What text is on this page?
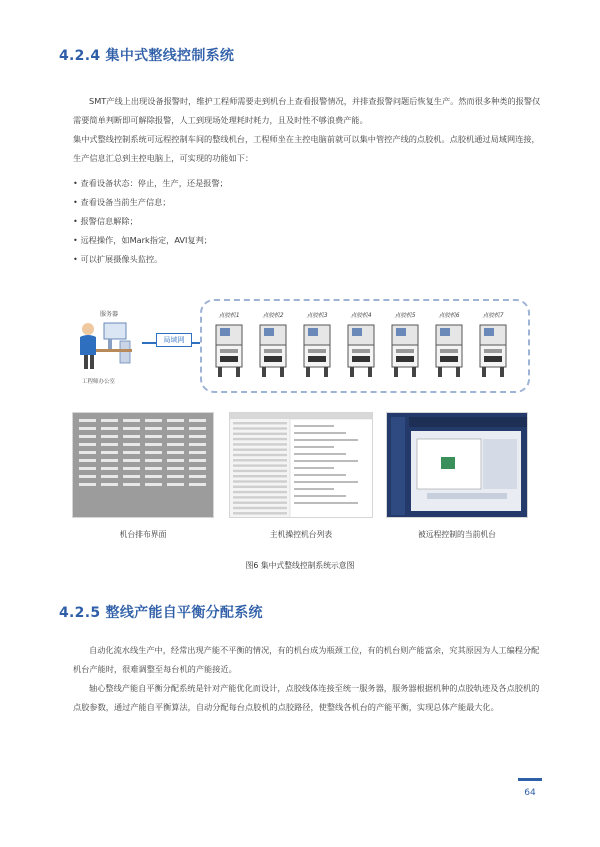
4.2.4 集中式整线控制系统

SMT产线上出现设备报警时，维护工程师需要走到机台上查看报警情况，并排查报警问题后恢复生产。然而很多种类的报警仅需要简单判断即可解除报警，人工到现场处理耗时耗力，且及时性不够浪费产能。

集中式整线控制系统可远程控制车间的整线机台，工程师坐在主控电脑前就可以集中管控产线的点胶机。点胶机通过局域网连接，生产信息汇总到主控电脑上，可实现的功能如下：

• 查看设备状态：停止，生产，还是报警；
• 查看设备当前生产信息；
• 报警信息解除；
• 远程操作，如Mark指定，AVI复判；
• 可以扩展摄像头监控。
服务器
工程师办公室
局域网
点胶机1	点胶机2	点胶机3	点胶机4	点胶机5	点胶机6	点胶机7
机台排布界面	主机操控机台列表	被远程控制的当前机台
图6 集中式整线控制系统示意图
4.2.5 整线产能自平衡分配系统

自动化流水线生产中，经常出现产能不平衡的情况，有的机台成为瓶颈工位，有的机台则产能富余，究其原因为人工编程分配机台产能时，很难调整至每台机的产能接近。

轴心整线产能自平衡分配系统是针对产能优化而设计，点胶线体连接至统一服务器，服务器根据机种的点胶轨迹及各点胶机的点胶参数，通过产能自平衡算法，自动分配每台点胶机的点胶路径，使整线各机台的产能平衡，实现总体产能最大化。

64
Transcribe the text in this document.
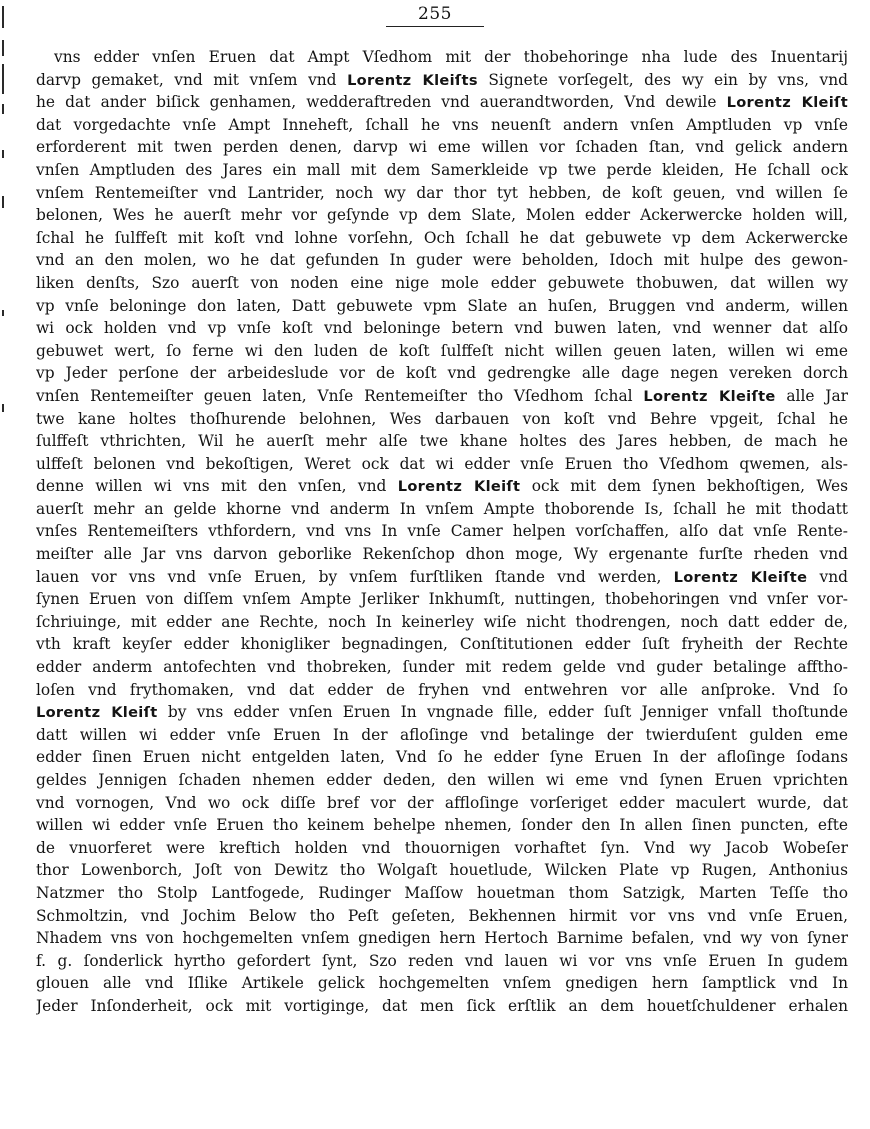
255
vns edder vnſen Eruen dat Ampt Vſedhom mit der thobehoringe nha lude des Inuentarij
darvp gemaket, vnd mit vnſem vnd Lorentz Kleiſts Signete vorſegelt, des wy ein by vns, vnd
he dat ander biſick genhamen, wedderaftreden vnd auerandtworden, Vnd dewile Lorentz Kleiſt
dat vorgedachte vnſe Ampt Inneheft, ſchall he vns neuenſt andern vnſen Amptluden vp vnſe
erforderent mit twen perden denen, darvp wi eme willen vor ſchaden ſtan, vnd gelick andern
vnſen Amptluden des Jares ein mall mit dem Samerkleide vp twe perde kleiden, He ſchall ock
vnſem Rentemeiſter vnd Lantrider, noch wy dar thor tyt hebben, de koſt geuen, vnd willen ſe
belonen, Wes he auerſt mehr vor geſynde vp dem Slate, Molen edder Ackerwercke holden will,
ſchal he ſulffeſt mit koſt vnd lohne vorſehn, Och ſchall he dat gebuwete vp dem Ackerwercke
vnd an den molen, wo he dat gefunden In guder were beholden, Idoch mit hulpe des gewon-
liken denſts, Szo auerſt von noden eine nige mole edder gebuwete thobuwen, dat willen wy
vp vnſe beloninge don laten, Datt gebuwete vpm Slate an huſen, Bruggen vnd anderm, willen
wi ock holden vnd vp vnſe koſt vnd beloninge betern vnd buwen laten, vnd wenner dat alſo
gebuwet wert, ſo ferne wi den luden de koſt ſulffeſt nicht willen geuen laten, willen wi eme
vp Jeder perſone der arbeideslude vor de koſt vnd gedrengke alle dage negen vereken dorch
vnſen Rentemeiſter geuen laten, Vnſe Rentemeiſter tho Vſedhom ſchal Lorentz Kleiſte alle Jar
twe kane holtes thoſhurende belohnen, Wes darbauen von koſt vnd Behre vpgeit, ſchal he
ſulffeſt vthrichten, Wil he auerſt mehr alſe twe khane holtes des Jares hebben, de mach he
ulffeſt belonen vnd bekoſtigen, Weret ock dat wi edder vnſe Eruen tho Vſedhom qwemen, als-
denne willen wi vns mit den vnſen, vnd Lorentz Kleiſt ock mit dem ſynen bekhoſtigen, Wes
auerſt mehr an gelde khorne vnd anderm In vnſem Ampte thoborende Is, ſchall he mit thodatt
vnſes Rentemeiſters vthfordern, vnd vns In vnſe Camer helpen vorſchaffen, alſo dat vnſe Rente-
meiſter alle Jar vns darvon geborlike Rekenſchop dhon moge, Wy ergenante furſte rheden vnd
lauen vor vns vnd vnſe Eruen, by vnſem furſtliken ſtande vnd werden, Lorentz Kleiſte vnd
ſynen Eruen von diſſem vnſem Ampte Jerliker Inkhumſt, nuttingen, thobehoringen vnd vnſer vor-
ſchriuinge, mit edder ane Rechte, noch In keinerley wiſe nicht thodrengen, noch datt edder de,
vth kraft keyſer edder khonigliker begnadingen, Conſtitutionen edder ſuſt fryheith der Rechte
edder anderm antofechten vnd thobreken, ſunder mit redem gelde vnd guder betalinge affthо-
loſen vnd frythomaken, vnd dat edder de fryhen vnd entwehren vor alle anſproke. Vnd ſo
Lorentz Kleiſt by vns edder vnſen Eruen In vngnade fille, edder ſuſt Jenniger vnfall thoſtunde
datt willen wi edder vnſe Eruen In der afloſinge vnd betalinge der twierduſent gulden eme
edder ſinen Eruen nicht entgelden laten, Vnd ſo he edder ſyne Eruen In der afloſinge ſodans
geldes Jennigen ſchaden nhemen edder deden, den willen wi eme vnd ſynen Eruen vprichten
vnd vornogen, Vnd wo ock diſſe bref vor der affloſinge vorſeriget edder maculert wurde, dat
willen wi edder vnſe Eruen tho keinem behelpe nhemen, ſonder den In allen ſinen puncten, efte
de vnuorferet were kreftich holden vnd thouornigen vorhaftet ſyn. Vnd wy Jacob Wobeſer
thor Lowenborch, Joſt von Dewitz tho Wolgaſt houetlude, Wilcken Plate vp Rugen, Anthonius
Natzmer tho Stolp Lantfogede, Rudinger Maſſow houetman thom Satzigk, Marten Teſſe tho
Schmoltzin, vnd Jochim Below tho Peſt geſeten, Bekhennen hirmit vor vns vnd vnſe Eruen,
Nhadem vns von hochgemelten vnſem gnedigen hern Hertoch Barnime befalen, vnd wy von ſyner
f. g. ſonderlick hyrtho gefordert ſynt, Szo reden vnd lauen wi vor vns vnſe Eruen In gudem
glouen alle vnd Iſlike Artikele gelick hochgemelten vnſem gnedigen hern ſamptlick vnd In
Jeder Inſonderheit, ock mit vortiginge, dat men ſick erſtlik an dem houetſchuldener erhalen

### Work instructions
In the entries above, find the lines containing the word "andern" and say how many there are, with no other words.

### Full answer
2